Aim
Output each line of the material exactly as it stands.

Records supplied

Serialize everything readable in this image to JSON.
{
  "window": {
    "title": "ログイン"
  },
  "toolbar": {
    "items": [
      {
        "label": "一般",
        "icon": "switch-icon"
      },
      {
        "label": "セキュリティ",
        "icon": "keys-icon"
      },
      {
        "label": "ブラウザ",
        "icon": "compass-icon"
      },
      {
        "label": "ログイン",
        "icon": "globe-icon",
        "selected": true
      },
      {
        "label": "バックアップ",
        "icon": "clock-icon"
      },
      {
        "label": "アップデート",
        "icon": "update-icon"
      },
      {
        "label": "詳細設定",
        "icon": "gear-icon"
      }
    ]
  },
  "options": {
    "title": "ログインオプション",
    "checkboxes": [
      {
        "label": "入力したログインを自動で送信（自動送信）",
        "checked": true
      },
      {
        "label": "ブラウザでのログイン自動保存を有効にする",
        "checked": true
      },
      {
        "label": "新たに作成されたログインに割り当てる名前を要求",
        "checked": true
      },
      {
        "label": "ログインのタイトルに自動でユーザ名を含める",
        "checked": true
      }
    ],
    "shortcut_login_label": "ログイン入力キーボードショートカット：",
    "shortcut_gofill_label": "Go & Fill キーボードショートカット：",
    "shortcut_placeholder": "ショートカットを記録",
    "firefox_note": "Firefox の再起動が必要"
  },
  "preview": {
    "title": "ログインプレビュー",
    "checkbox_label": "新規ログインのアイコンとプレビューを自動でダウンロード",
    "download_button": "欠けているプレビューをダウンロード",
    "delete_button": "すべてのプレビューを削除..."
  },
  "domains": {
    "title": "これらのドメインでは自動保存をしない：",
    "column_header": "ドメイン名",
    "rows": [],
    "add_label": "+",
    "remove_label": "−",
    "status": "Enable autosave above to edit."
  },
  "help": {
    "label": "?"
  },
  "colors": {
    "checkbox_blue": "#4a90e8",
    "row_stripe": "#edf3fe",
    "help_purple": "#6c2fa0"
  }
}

Task response
Serialize everything readable in this image to JSON.
{
  "window": {
    "title": "ログイン"
  },
  "toolbar": {
    "items": [
      {
        "label": "一般",
        "icon": "switch-icon"
      },
      {
        "label": "セキュリティ",
        "icon": "keys-icon"
      },
      {
        "label": "ブラウザ",
        "icon": "compass-icon"
      },
      {
        "label": "ログイン",
        "icon": "globe-icon",
        "selected": true
      },
      {
        "label": "バックアップ",
        "icon": "clock-icon"
      },
      {
        "label": "アップデート",
        "icon": "update-icon"
      },
      {
        "label": "詳細設定",
        "icon": "gear-icon"
      }
    ]
  },
  "options": {
    "title": "ログインオプション",
    "checkboxes": [
      {
        "label": "入力したログインを自動で送信（自動送信）",
        "checked": true
      },
      {
        "label": "ブラウザでのログイン自動保存を有効にする",
        "checked": true
      },
      {
        "label": "新たに作成されたログインに割り当てる名前を要求",
        "checked": true
      },
      {
        "label": "ログインのタイトルに自動でユーザ名を含める",
        "checked": true
      }
    ],
    "shortcut_login_label": "ログイン入力キーボードショートカット：",
    "shortcut_gofill_label": "Go & Fill キーボードショートカット：",
    "shortcut_placeholder": "ショートカットを記録",
    "firefox_note": "Firefox の再起動が必要"
  },
  "preview": {
    "title": "ログインプレビュー",
    "checkbox_label": "新規ログインのアイコンとプレビューを自動でダウンロード",
    "download_button": "欠けているプレビューをダウンロード",
    "delete_button": "すべてのプレビューを削除..."
  },
  "domains": {
    "title": "これらのドメインでは自動保存をしない：",
    "column_header": "ドメイン名",
    "rows": [],
    "add_label": "+",
    "remove_label": "−",
    "status": "Enable autosave above to edit."
  },
  "help": {
    "label": "?"
  },
  "colors": {
    "checkbox_blue": "#4a90e8",
    "row_stripe": "#edf3fe",
    "help_purple": "#6c2fa0"
  }
}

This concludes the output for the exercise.